What to work on ▸ Copy the patch reply word for word, from "My Debian config" to "64 on 64bit.".

Extract to read ▸
Re: [PATCH v3 10/12] x86/mm: Move flush_tlb_info back to the stack

From: Sebastian Andrzej Siewior

Date: Thu Mar 19 2026 - 04:51:21 EST


On 2026-03-19 00:28:19 [+0200], Nadav Amit wrote:
> >> diff --git a/arch/x86/include/asm/tlbflush.h b/arch/x86/include/asm/tlbflush.h
> >> index 5a3cdc439e38d..4a7f40c7f939a 100644
> >> --- a/arch/x86/include/asm/tlbflush.h
> >> +++ b/arch/x86/include/asm/tlbflush.h
> >> @@ -227,7 +227,7 @@ struct flush_tlb_info {
> >> u8 stride_shift;
> >> u8 freed_tables;
> >> u8 trim_cpumask;
> >> -};
> >> +} __aligned(SMP_CACHE_BYTES);
> >>
> >
> > This would work, but you are likely to encounter the same problem PeterZ hit
> > when I did something similar: in some configurations SMP_CACHE_BYTES is very
> > large.

So if capping to 64 is an option does not break performance where one
would complain, why not. But you did it initially so…

> Further thinking about it and looking at the rest of the series: wouldn’t it be
> simpler to put flush_tlb_info and smp_call_function_many_cond()’s
> cpumask on thread_struct? It would allow to support CONFIG_CPUMASK_OFFSTACK=y
> case by preallocating cpumask on thread creation.
>
> I’m not sure whether the memory overhead is prohibitive.

My Debian config has CONFIG_NR_CPUS=8192 which would add 1KiB if we add
a plain cpumask_t. The allocation based on cpumask_size() would add just
8 bytes/ pointer to the struct which should be fine. We could even stash
the mask in the pointer for CPUs <= 64 on 64bit.
On RT it would be desired to have the memory and not to fallback to
waiting with disabled preemption if the allocation fails.

The flush_tlb_info are around 40 bytes + alignment. Maybe we could try
stack first if this gets us to acceptable performance.

Sebastian

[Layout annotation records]
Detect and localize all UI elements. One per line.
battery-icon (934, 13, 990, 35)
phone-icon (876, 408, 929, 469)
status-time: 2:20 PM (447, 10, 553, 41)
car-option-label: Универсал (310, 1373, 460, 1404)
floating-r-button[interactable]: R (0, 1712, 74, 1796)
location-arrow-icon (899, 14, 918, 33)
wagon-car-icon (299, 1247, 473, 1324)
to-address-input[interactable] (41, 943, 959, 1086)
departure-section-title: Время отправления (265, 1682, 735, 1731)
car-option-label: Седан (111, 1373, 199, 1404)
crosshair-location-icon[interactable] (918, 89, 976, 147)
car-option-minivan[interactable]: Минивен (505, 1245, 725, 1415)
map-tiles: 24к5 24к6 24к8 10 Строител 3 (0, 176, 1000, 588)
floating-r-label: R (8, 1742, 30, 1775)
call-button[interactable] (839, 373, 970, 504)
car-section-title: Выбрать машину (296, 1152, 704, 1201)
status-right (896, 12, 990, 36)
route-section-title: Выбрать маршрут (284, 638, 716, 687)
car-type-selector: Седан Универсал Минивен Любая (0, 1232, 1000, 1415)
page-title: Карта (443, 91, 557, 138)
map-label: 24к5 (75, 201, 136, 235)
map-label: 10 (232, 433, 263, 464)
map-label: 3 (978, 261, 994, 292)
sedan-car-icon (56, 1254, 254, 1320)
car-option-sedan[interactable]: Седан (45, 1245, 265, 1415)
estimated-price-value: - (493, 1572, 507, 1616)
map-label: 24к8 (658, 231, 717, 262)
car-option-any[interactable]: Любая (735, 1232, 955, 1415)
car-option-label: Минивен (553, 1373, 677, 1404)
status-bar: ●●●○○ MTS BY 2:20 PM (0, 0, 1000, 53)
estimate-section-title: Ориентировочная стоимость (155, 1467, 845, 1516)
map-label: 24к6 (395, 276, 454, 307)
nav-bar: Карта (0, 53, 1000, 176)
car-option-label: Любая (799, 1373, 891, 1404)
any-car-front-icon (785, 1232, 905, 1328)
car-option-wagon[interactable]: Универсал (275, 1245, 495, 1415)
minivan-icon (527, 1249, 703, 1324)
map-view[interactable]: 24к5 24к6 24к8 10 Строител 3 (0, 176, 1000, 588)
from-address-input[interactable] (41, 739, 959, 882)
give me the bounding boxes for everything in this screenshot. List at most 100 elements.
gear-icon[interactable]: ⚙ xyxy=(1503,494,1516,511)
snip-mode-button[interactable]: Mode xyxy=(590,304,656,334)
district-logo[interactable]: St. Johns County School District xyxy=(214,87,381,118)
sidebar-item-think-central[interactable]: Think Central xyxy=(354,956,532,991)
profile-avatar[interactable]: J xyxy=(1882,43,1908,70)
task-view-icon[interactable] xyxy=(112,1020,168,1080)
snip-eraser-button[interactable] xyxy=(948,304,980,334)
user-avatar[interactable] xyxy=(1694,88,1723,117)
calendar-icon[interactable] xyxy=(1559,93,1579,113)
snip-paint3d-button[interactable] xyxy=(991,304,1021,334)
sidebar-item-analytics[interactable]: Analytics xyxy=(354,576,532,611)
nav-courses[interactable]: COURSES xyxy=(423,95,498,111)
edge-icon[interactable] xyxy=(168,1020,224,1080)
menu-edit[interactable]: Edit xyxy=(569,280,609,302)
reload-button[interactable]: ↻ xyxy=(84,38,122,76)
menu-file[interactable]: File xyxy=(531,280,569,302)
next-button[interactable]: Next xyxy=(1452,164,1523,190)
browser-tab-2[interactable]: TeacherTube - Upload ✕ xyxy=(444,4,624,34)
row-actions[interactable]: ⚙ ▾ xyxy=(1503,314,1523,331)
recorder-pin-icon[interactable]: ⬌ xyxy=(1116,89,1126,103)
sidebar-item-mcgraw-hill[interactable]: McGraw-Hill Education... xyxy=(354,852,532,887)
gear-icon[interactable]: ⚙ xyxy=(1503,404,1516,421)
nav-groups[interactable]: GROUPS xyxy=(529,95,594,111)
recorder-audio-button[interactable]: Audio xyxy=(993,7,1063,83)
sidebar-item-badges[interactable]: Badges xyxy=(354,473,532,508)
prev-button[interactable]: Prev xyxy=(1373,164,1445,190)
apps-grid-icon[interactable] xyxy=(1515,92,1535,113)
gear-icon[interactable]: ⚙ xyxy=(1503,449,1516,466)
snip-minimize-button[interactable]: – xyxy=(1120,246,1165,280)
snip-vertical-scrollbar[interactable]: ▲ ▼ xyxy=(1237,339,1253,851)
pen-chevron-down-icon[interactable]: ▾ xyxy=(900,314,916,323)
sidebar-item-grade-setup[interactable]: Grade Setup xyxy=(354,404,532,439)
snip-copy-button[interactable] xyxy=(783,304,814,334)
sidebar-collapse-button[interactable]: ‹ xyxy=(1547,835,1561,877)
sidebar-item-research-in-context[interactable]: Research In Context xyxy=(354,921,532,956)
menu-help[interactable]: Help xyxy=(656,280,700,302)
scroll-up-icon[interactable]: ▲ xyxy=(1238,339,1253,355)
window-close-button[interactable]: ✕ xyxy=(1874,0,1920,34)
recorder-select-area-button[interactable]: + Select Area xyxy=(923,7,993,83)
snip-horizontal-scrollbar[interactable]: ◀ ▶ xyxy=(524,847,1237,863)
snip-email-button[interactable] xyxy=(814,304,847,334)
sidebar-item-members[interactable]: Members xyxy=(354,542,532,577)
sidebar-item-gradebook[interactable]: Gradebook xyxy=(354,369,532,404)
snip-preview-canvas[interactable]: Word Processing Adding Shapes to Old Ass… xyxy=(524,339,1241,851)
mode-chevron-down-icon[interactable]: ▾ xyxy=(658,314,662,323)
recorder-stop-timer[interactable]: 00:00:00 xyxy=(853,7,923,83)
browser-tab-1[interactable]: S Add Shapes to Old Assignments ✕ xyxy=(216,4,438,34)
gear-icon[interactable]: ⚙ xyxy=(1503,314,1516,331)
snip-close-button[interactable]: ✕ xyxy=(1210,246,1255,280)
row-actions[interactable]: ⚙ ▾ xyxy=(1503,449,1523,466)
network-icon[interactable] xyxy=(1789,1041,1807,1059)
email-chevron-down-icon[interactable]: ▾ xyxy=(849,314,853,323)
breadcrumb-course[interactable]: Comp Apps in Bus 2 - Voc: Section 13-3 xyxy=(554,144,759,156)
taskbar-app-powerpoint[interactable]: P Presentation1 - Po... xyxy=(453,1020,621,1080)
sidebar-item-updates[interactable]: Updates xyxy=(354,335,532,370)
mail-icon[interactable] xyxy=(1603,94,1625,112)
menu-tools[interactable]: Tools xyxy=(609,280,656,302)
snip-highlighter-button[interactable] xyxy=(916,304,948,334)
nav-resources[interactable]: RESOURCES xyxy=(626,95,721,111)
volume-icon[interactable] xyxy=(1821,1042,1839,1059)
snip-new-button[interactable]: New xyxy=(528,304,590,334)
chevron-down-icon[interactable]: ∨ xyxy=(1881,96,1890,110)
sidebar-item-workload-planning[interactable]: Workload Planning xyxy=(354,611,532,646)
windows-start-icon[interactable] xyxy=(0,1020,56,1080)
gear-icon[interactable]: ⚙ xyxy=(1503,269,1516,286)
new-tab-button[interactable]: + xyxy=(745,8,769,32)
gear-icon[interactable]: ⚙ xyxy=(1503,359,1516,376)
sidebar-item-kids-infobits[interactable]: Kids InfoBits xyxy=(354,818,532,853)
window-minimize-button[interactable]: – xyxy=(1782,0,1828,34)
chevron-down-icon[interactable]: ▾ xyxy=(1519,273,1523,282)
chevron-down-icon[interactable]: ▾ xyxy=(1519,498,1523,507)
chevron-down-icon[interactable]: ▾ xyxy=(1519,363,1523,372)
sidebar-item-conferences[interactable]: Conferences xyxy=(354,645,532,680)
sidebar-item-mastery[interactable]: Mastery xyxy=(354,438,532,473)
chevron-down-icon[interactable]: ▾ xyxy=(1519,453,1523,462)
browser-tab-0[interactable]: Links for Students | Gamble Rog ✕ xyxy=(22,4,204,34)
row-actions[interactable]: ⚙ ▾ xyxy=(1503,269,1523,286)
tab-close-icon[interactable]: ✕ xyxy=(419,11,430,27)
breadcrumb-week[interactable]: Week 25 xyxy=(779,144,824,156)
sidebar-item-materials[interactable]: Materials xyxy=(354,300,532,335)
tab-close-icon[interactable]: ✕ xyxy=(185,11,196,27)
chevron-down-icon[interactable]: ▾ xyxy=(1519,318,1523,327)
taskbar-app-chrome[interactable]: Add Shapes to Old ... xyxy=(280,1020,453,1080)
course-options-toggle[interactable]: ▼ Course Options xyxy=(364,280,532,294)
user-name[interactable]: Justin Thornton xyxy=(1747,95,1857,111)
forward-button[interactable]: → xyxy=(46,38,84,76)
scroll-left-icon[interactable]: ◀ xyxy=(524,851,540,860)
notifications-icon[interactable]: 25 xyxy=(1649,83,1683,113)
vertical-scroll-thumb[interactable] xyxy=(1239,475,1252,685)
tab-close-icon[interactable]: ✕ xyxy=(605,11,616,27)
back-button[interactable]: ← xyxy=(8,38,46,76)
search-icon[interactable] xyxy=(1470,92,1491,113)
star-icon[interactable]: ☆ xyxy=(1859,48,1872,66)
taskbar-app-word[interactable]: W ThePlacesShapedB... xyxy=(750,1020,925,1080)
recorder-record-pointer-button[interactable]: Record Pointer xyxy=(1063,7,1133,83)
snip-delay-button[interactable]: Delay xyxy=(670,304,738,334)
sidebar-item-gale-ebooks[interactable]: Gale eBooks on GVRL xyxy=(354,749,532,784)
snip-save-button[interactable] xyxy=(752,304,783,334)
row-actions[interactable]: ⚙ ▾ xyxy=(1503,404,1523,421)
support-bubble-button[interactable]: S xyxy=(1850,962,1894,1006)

Result for this exercise ▸
My Debian config has CONFIG_NR_CPUS=8192 which would add 1KiB if we add
a plain cpumask_t. The allocation based on cpumask_size() would add just
8 bytes/ pointer to the struct which should be fine. We could even stash
the mask in the pointer for CPUs <= 64 on 64bit.